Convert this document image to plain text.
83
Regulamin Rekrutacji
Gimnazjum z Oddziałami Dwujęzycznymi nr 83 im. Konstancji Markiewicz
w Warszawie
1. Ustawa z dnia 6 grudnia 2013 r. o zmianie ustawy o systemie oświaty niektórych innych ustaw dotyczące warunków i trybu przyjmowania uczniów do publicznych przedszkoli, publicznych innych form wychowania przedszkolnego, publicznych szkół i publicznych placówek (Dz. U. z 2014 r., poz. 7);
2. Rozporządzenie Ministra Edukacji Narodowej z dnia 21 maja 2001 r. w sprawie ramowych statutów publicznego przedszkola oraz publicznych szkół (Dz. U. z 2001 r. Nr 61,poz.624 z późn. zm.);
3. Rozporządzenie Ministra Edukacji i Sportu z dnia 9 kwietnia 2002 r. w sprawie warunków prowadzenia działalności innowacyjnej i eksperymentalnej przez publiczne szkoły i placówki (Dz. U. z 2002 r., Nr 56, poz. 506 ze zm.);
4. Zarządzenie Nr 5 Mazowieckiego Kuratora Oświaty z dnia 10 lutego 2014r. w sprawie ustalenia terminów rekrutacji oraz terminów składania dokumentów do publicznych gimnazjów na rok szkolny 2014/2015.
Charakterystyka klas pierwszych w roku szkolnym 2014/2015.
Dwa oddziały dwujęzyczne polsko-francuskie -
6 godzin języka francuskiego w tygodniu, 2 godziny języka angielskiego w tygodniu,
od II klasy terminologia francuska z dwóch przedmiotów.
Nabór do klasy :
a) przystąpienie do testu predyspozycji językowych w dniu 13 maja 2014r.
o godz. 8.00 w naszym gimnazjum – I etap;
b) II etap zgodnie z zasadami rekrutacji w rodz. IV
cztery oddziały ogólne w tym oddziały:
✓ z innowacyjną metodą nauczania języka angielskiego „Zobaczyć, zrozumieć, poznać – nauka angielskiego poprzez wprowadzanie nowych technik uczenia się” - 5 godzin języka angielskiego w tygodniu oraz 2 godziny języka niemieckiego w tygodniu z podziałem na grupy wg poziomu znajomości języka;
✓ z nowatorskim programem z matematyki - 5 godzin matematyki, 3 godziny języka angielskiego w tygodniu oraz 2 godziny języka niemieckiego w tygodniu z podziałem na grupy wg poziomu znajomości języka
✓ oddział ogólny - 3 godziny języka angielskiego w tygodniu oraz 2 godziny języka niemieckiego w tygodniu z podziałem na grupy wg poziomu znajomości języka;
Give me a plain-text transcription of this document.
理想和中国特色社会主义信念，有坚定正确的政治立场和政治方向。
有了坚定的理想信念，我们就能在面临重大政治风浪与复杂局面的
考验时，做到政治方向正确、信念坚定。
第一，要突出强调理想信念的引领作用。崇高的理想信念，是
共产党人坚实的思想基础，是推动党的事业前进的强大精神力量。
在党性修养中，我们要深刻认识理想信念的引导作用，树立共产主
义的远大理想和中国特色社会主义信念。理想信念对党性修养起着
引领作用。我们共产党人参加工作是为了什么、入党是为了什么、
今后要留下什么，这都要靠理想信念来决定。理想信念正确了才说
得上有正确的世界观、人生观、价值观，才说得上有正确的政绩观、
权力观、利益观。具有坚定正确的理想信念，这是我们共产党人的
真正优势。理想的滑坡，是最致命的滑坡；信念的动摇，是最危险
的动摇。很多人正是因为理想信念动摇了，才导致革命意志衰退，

****************

_Brief_
In the records above, locate the line that contains "Give me a plain-text". Repeat it and every line after it, exactly, and nothing else.

_Response to this exercise_
Give me a plain-text transcription of this document.
理想和中国特色社会主义信念，有坚定正确的政治立场和政治方向。
有了坚定的理想信念，我们就能在面临重大政治风浪与复杂局面的
考验时，做到政治方向正确、信念坚定。
第一，要突出强调理想信念的引领作用。崇高的理想信念，是
共产党人坚实的思想基础，是推动党的事业前进的强大精神力量。
在党性修养中，我们要深刻认识理想信念的引导作用，树立共产主
义的远大理想和中国特色社会主义信念。理想信念对党性修养起着
引领作用。我们共产党人参加工作是为了什么、入党是为了什么、
今后要留下什么，这都要靠理想信念来决定。理想信念正确了才说
得上有正确的世界观、人生观、价值观，才说得上有正确的政绩观、
权力观、利益观。具有坚定正确的理想信念，这是我们共产党人的
真正优势。理想的滑坡，是最致命的滑坡；信念的动摇，是最危险
的动摇。很多人正是因为理想信念动摇了，才导致革命意志衰退，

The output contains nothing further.